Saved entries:
- - - -
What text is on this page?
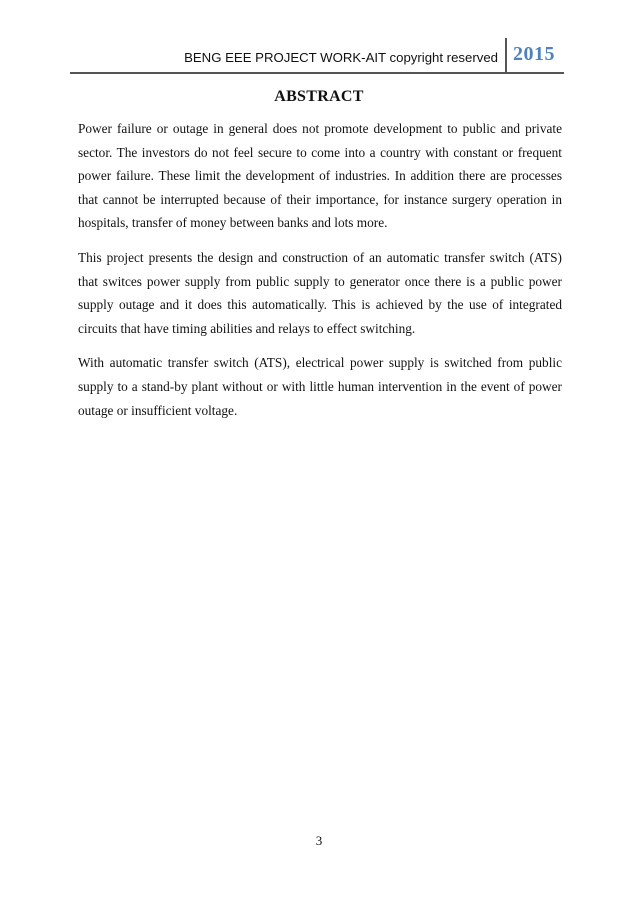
BENG EEE PROJECT WORK-AIT copyright reserved 2015
ABSTRACT

Power failure or outage in general does not promote development to public and private sector. The investors do not feel secure to come into a country with constant or frequent power failure. These limit the development of industries. In addition there are processes that cannot be interrupted because of their importance, for instance surgery operation in hospitals, transfer of money between banks and lots more.

This project presents the design and construction of an automatic transfer switch (ATS) that switces power supply from public supply to generator once there is a public power supply outage and it does this automatically. This is achieved by the use of integrated circuits that have timing abilities and relays to effect switching.

With automatic transfer switch (ATS), electrical power supply is switched from public supply to a stand-by plant without or with little human intervention in the event of power outage or insufficient voltage.

3
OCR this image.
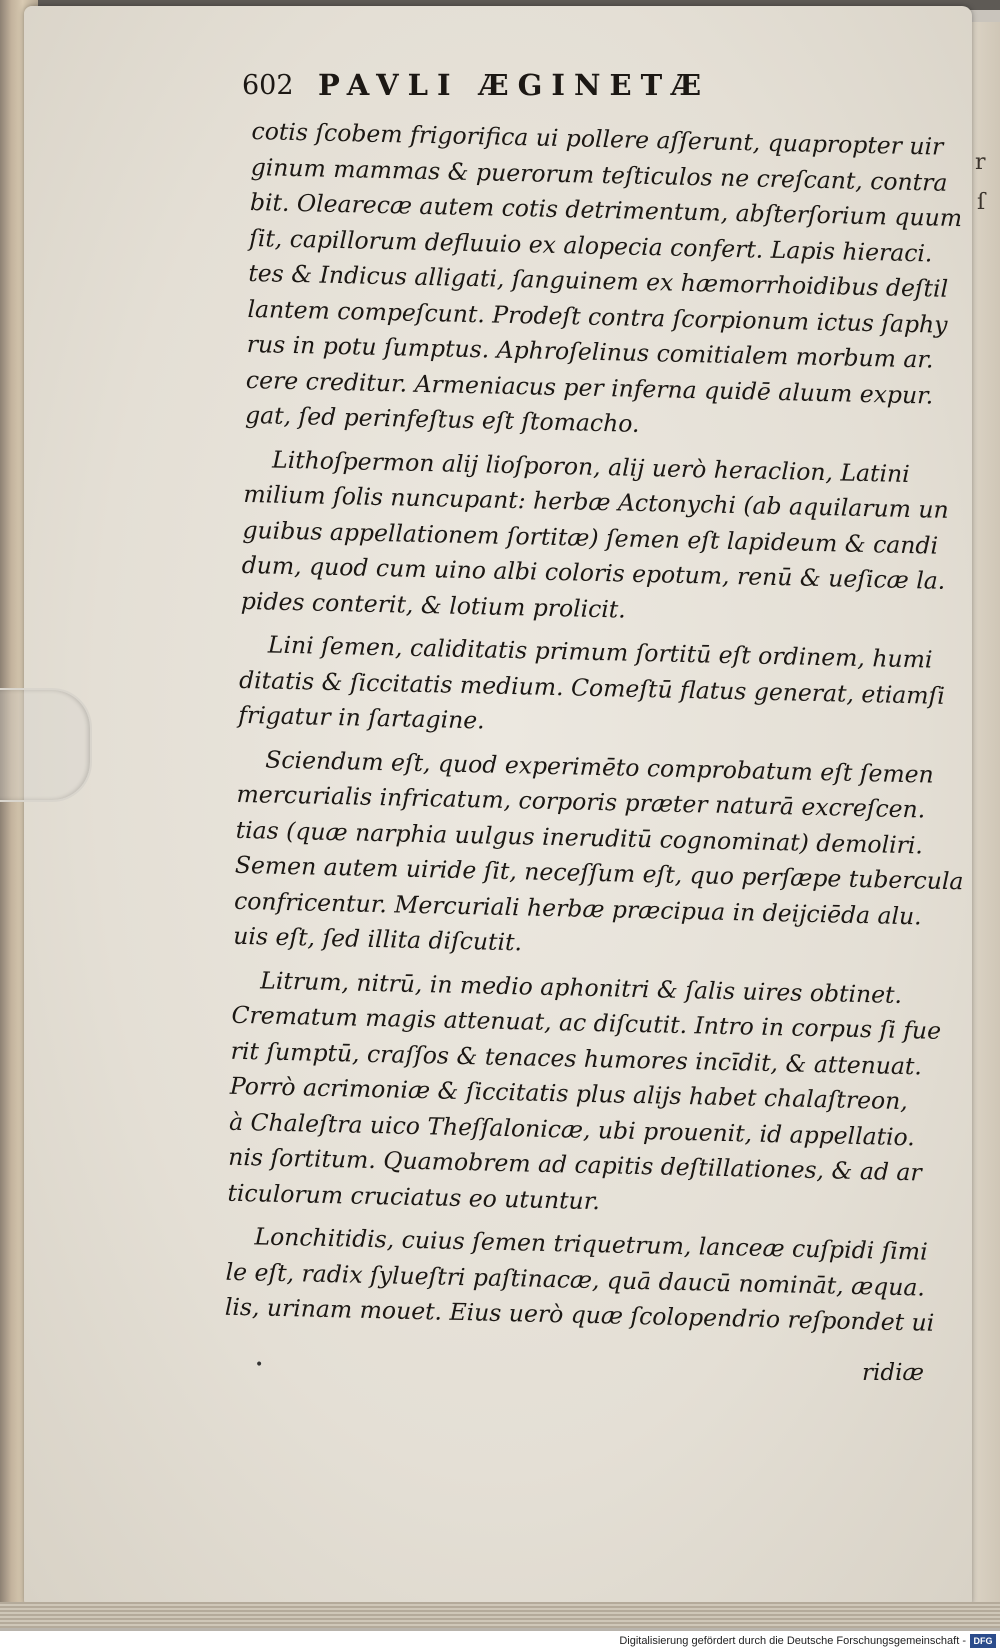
r
ſ
602 PAVLI ÆGINETÆ
cotis ſcobem frigorifica ui pollere aſſerunt, quapropter uir
ginum mammas & puerorum teſticulos ne creſcant, contra
bit. Olearecæ autem cotis detrimentum, abſterſorium quum
ſit, capillorum defluuio ex alopecia confert. Lapis hieraci.
tes & Indicus alligati, ſanguinem ex hæmorrhoidibus deſtil
lantem compeſcunt. Prodeſt contra ſcorpionum ictus ſaphy
rus in potu ſumptus. Aphroſelinus comitialem morbum ar.
cere creditur. Armeniacus per inferna quidē aluum expur.
gat, ſed perinfeſtus eſt ſtomacho.
Lithoſpermon alij lioſporon, alij uerò heraclion, Latini
milium ſolis nuncupant: herbæ Actonychi (ab aquilarum un
guibus appellationem ſortitæ) ſemen eſt lapideum & candi
dum, quod cum uino albi coloris epotum, renū & ueſicæ la.
pides conterit, & lotium prolicit.
Lini ſemen, caliditatis primum ſortitū eſt ordinem, humi
ditatis & ſiccitatis medium. Comeſtū flatus generat, etiamſi
frigatur in ſartagine.
Sciendum eſt, quod experimēto comprobatum eſt ſemen
mercurialis infricatum, corporis præter naturā excreſcen.
tias (quæ narphia uulgus ineruditū cognominat) demoliri.
Semen autem uiride ſit, neceſſum eſt, quo perſæpe tubercula
confricentur. Mercuriali herbæ præcipua in deijciēda alu.
uis eſt, ſed illita diſcutit.
Litrum, nitrū, in medio aphonitri & ſalis uires obtinet.
Crematum magis attenuat, ac diſcutit. Intro in corpus ſi fue
rit ſumptū, craſſos & tenaces humores incīdit, & attenuat.
Porrò acrimoniæ & ſiccitatis plus alijs habet chalaſtreon,
à Chaleſtra uico Theſſalonicæ, ubi prouenit, id appellatio.
nis ſortitum. Quamobrem ad capitis deſtillationes, & ad ar
ticulorum cruciatus eo utuntur.
Lonchitidis, cuius ſemen triquetrum, lanceæ cuſpidi ſimi
le eſt, radix ſylueſtri paſtinacæ, quā daucū nomināt, æqua.
lis, urinam mouet. Eius uerò quæ ſcolopendrio reſpondet ui
•	ridiæ
Digitalisierung gefördert durch die Deutsche Forschungsgemeinschaft - DFG
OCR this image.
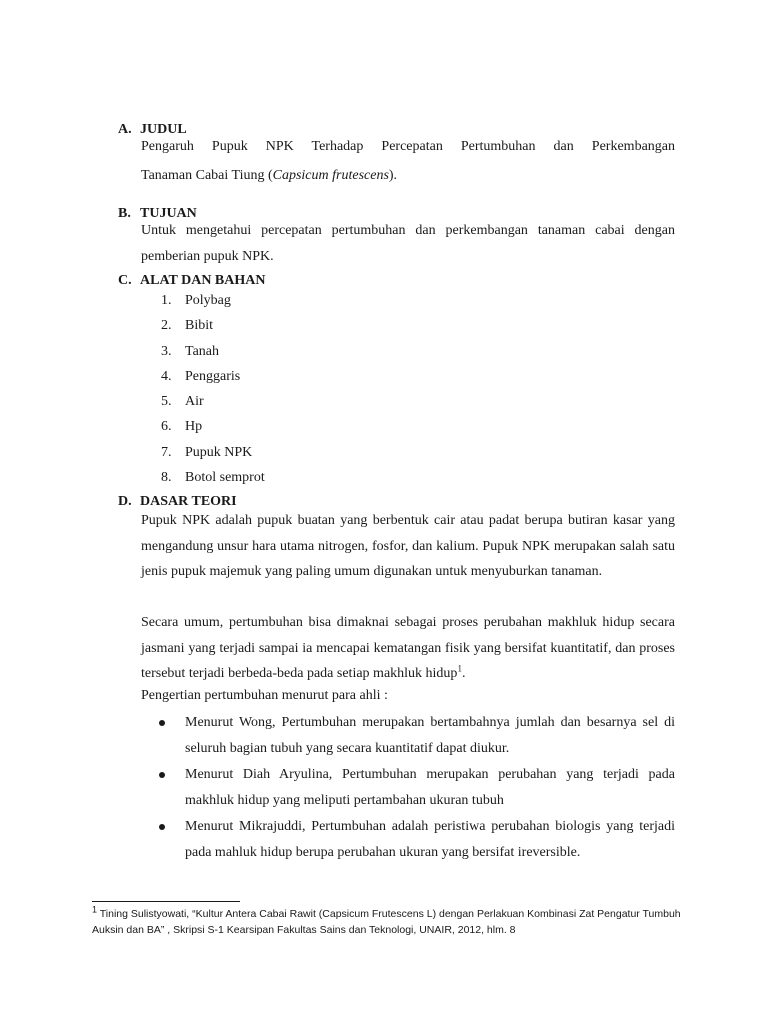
A. JUDUL
Pengaruh Pupuk NPK Terhadap Percepatan Pertumbuhan dan Perkembangan
Tanaman Cabai Tiung (Capsicum frutescens).
B. TUJUAN
Untuk mengetahui percepatan pertumbuhan dan perkembangan tanaman cabai dengan pemberian pupuk NPK.
C. ALAT DAN BAHAN
1. Polybag
2. Bibit
3. Tanah
4. Penggaris
5. Air
6. Hp
7. Pupuk NPK
8. Botol semprot
D. DASAR TEORI
Pupuk NPK adalah pupuk buatan yang berbentuk cair atau padat berupa butiran kasar yang mengandung unsur hara utama nitrogen, fosfor, dan kalium. Pupuk NPK merupakan salah satu jenis pupuk majemuk yang paling umum digunakan untuk menyuburkan tanaman.
Secara umum, pertumbuhan bisa dimaknai sebagai proses perubahan makhluk hidup secara jasmani yang terjadi sampai ia mencapai kematangan fisik yang bersifat kuantitatif, dan proses tersebut terjadi berbeda-beda pada setiap makhluk hidup$^1$.
Pengertian pertumbuhan menurut para ahli :
Menurut Wong, Pertumbuhan merupakan bertambahnya jumlah dan besarnya sel di seluruh bagian tubuh yang secara kuantitatif dapat diukur.
Menurut Diah Aryulina, Pertumbuhan merupakan perubahan yang terjadi pada makhluk hidup yang meliputi pertambahan ukuran tubuh
Menurut Mikrajuddi, Pertumbuhan adalah peristiwa perubahan biologis yang terjadi pada mahluk hidup berupa perubahan ukuran yang bersifat ireversible.
$^1$ Tining Sulistyowati, “Kultur Antera Cabai Rawit (Capsicum Frutescens L) dengan Perlakuan Kombinasi Zat Pengatur Tumbuh Auksin dan BA” , Skripsi S-1 Kearsipan Fakultas Sains dan Teknologi, UNAIR, 2012, hlm. 8
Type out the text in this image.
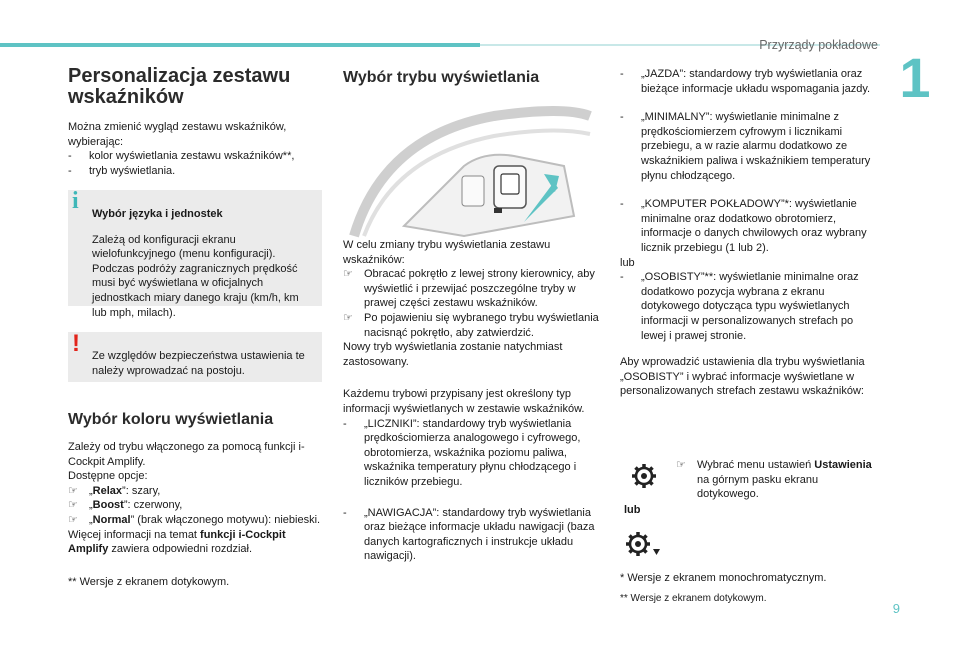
Przyrządy pokładowe
1
9
Personalizacja zestawu
wskaźników

Można zmienić wygląd zestawu wskaźników, wybierając:

- kolor wyświetlania zestawu wskaźników**,

- tryb wyświetlania.

i Wybór języka i jednostek

Zależą od konfiguracji ekranu wielofunkcyjnego (menu konfiguracji). Podczas podróży zagranicznych prędkość musi być wyświetlana w oficjalnych jednostkach miary danego kraju (km/h, km lub mph, milach).

! Ze względów bezpieczeństwa ustawienia te należy wprowadzać na postoju.

Wybór koloru wyświetlania

Zależy od trybu włączonego za pomocą funkcji i-Cockpit Amplify.

Dostępne opcje:

☞ „Relax”: szary,

☞ „Boost”: czerwony,

☞ „Normal” (brak włączonego motywu): niebieski.

Więcej informacji na temat funkcji i-Cockpit Amplify zawiera odpowiedni rozdział.

** Wersje z ekranem dotykowym.

Wybór trybu wyświetlania

W celu zmiany trybu wyświetlania zestawu wskaźników:

☞ Obracać pokrętło z lewej strony kierownicy, aby wyświetlić i przewijać poszczególne tryby w prawej części zestawu wskaźników.

☞ Po pojawieniu się wybranego trybu wyświetlania nacisnąć pokrętło, aby zatwierdzić.

Nowy tryb wyświetlania zostanie natychmiast zastosowany.

Każdemu trybowi przypisany jest określony typ informacji wyświetlanych w zestawie wskaźników.

- „LICZNIKI”: standardowy tryb wyświetlania prędkościomierza analogowego i cyfrowego, obrotomierza, wskaźnika poziomu paliwa, wskaźnika temperatury płynu chłodzącego i liczników przebiegu.

- „NAWIGACJA”: standardowy tryb wyświetlania oraz bieżące informacje układu nawigacji (baza danych kartograficznych i instrukcje układu nawigacji).

- „JAZDA”: standardowy tryb wyświetlania oraz bieżące informacje układu wspomagania jazdy.

- „MINIMALNY”: wyświetlanie minimalne z prędkościomierzem cyfrowym i licznikami przebiegu, a w razie alarmu dodatkowo ze wskaźnikiem paliwa i wskaźnikiem temperatury płynu chłodzącego.

- „KOMPUTER POKŁADOWY”*: wyświetlanie minimalne oraz dodatkowo obrotomierz, informacje o danych chwilowych oraz wybrany licznik przebiegu (1 lub 2).

lub

- „OSOBISTY”**: wyświetlanie minimalne oraz dodatkowo pozycja wybrana z ekranu dotykowego dotycząca typu wyświetlanych informacji w personalizowanych strefach po lewej i prawej stronie.

Aby wprowadzić ustawienia dla trybu wyświetlania „OSOBISTY” i wybrać informacje wyświetlane w personalizowanych strefach zestawu wskaźników:

☞ Wybrać menu ustawień Ustawienia na górnym pasku ekranu dotykowego.

lub

* Wersje z ekranem monochromatycznym.

** Wersje z ekranem dotykowym.
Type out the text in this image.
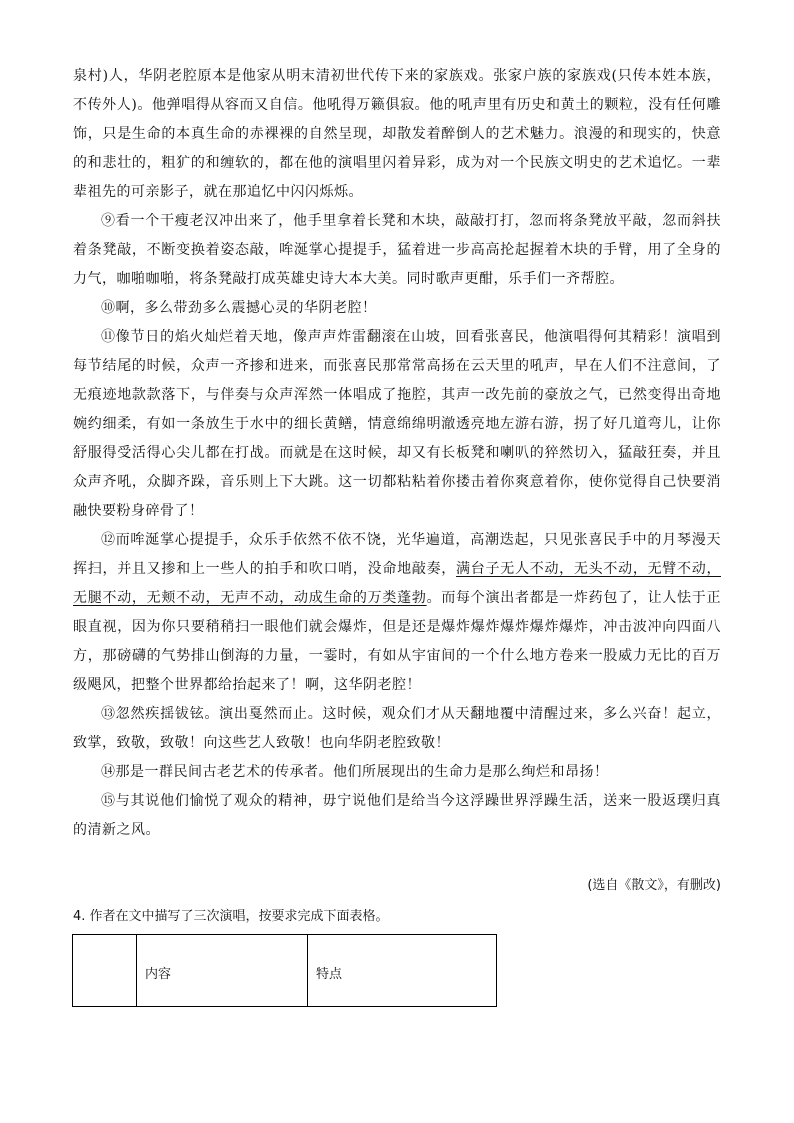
泉村)人，华阴老腔原本是他家从明末清初世代传下来的家族戏。张家户族的家族戏(只传本姓本族，不传外人)。他弹唱得从容而又自信。他吼得万籁俱寂。他的吼声里有历史和黄土的颗粒，没有任何雕饰，只是生命的本真生命的赤裸裸的自然呈现，却散发着醉倒人的艺术魅力。浪漫的和现实的，快意的和悲壮的，粗犷的和缠软的，都在他的演唱里闪着异彩，成为对一个民族文明史的艺术追忆。一辈辈祖先的可亲影子，就在那追忆中闪闪烁烁。

⑨看一个干瘦老汉冲出来了，他手里拿着长凳和木块，敲敲打打，忽而将条凳放平敲，忽而斜扶着条凳敲，不断变换着姿态敲，哞涎掌心提提手，猛着进一步高高抡起握着木块的手臂，用了全身的力气，咖啪咖啪，将条凳敲打成英雄史诗大本大美。同时歌声更酣，乐手们一齐帮腔。

⑩啊，多么带劲多么震撼心灵的华阴老腔！

⑪像节日的焰火灿烂着天地，像声声炸雷翻滚在山坡，回看张喜民，他演唱得何其精彩！演唱到每节结尾的时候，众声一齐掺和进来，而张喜民那常常高扬在云天里的吼声，早在人们不注意间，了无痕迹地款款落下，与伴奏与众声浑然一体唱成了拖腔，其声一改先前的豪放之气，已然变得出奇地婉约细柔，有如一条放生于水中的细长黄鳝，情意绵绵明澈透亮地左游右游，拐了好几道弯儿，让你舒服得受活得心尖儿都在打战。而就是在这时候，却又有长板凳和喇叭的猝然切入，猛敲狂奏，并且众声齐吼，众脚齐跺，音乐则上下大跳。这一切都粘粘着你搂击着你爽意着你，使你觉得自己快要消融快要粉身碎骨了！

⑫而哞涎掌心提提手，众乐手依然不依不饶，光华遍道，高潮迭起，只见张喜民手中的月琴漫天挥扫，并且又掺和上一些人的拍手和吹口哨，没命地敲奏，满台子无人不动，无头不动，无臂不动，无腿不动，无颊不动，无声不动，动成生命的万类蓬勃。而每个演出者都是一炸药包了，让人怯于正眼直视，因为你只要稍稍扫一眼他们就会爆炸，但是还是爆炸爆炸爆炸爆炸爆炸，冲击波冲向四面八方，那磅礴的气势排山倒海的力量，一霎时，有如从宇宙间的一个什么地方卷来一股威力无比的百万级飓风，把整个世界都给抬起来了！啊，这华阴老腔！

⑬忽然疾揺钹铉。演出戛然而止。这时候，观众们才从天翻地覆中清醒过来，多么兴奋！起立，致掌，致敬，致敬！向这些艺人致敬！也向华阴老腔致敬！

⑭那是一群民间古老艺术的传承者。他们所展现出的生命力是那么绚烂和昂扬！

⑮与其说他们愉悦了观众的精神，毋宁说他们是给当今这浮躁世界浮躁生活，送来一股返璞归真的清新之风。

(选自《散文》，有删改)
4. 作者在文中描写了三次演唱，按要求完成下面表格。
	内容	特点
- - - -
(What the exercise asks) Identify every line where the string "switch" appears.

(Output for this exercise)
This project presents the design and construction of an automatic transfer switch (ATS) that switces power supply from public supply to generator once there is a public power supply outage and it does this automatically. This is achieved by the use of integrated circuits that have timing abilities and relays to effect switching.
With automatic transfer switch (ATS), electrical power supply is switched from public supply to a stand-by plant without or with little human intervention in the event of power outage or insufficient voltage.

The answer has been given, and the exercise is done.